• Problem to solve
Print the data exactly, leaving nothing out.

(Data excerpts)
☆ ☆ ☆
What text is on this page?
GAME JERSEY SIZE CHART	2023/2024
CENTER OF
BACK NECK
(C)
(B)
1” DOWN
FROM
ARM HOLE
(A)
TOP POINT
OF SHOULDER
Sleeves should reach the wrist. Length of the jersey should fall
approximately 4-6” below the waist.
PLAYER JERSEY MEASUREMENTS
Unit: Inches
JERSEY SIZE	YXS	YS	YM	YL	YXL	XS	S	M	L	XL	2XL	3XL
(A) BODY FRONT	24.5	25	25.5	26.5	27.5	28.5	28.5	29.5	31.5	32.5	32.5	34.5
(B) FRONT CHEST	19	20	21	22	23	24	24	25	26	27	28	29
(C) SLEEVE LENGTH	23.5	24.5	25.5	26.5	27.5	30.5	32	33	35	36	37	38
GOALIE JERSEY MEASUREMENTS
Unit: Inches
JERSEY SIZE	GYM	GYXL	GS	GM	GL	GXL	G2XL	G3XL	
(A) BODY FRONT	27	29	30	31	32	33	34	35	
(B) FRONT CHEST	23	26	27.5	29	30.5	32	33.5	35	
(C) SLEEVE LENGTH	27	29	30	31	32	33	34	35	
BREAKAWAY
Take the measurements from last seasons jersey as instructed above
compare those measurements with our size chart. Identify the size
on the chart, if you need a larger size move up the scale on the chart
☆ ☆ ☆
• Complete response
What text is on this page?
GAME JERSEY SIZE CHART	2023/2024
CENTER OF
BACK NECK
(C)
(B)
1” DOWN
FROM
ARM HOLE
(A)
TOP POINT
OF SHOULDER
Sleeves should reach the wrist. Length of the jersey should fall
approximately 4-6” below the waist.
PLAYER JERSEY MEASUREMENTS
Unit: Inches
JERSEY SIZE	YXS	YS	YM	YL	YXL	XS	S	M	L	XL	2XL	3XL
(A) BODY FRONT	24.5	25	25.5	26.5	27.5	28.5	28.5	29.5	31.5	32.5	32.5	34.5
(B) FRONT CHEST	19	20	21	22	23	24	24	25	26	27	28	29
(C) SLEEVE LENGTH	23.5	24.5	25.5	26.5	27.5	30.5	32	33	35	36	37	38
GOALIE JERSEY MEASUREMENTS
Unit: Inches
JERSEY SIZE	GYM	GYXL	GS	GM	GL	GXL	G2XL	G3XL	
(A) BODY FRONT	27	29	30	31	32	33	34	35	
(B) FRONT CHEST	23	26	27.5	29	30.5	32	33.5	35	
(C) SLEEVE LENGTH	27	29	30	31	32	33	34	35	
BREAKAWAY
Take the measurements from last seasons jersey as instructed above
compare those measurements with our size chart. Identify the size
on the chart, if you need a larger size move up the scale on the chart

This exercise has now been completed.